*Task objective*.
Extract every line where the string "selected" appears.

[A block of data]
────────

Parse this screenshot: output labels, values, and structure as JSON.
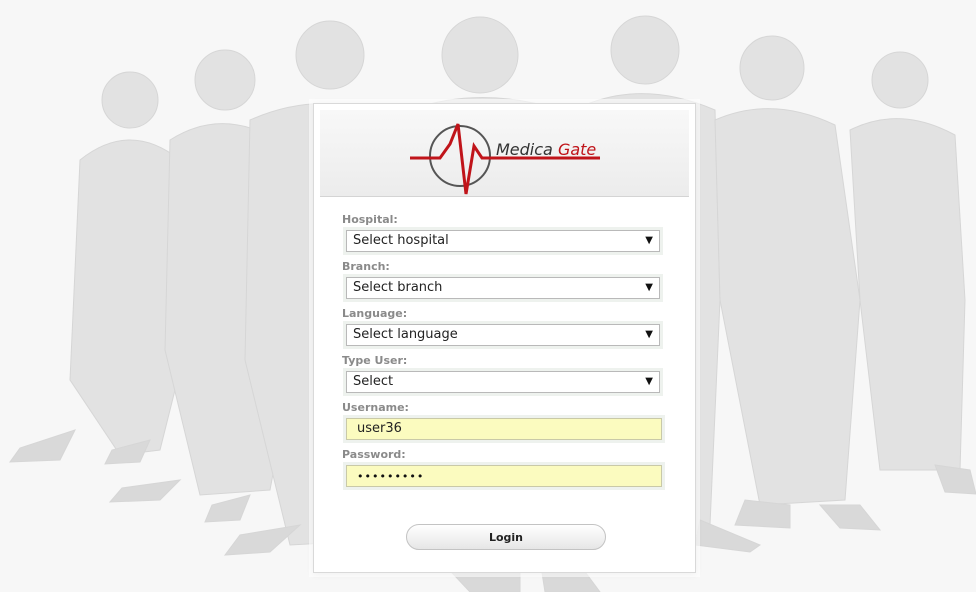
{
  "logo": {
    "word1": "Medica",
    "word2": "Gate",
    "accent_color": "#c0141a"
  },
  "form": {
    "hospital": {
      "label": "Hospital:",
      "selected": "Select hospital"
    },
    "branch": {
      "label": "Branch:",
      "selected": "Select branch"
    },
    "language": {
      "label": "Language:",
      "selected": "Select language"
    },
    "type_user": {
      "label": "Type User:",
      "selected": "Select"
    },
    "username": {
      "label": "Username:",
      "value": "user36"
    },
    "password": {
      "label": "Password:",
      "masked": "•••••••••"
    },
    "login_label": "Login"
  },
  "icons": {
    "dropdown_arrow": "▼"
  }
}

────────

*Response to this task*.
      "selected": "Select hospital"
      "selected": "Select branch"
      "selected": "Select language"
      "selected": "Select"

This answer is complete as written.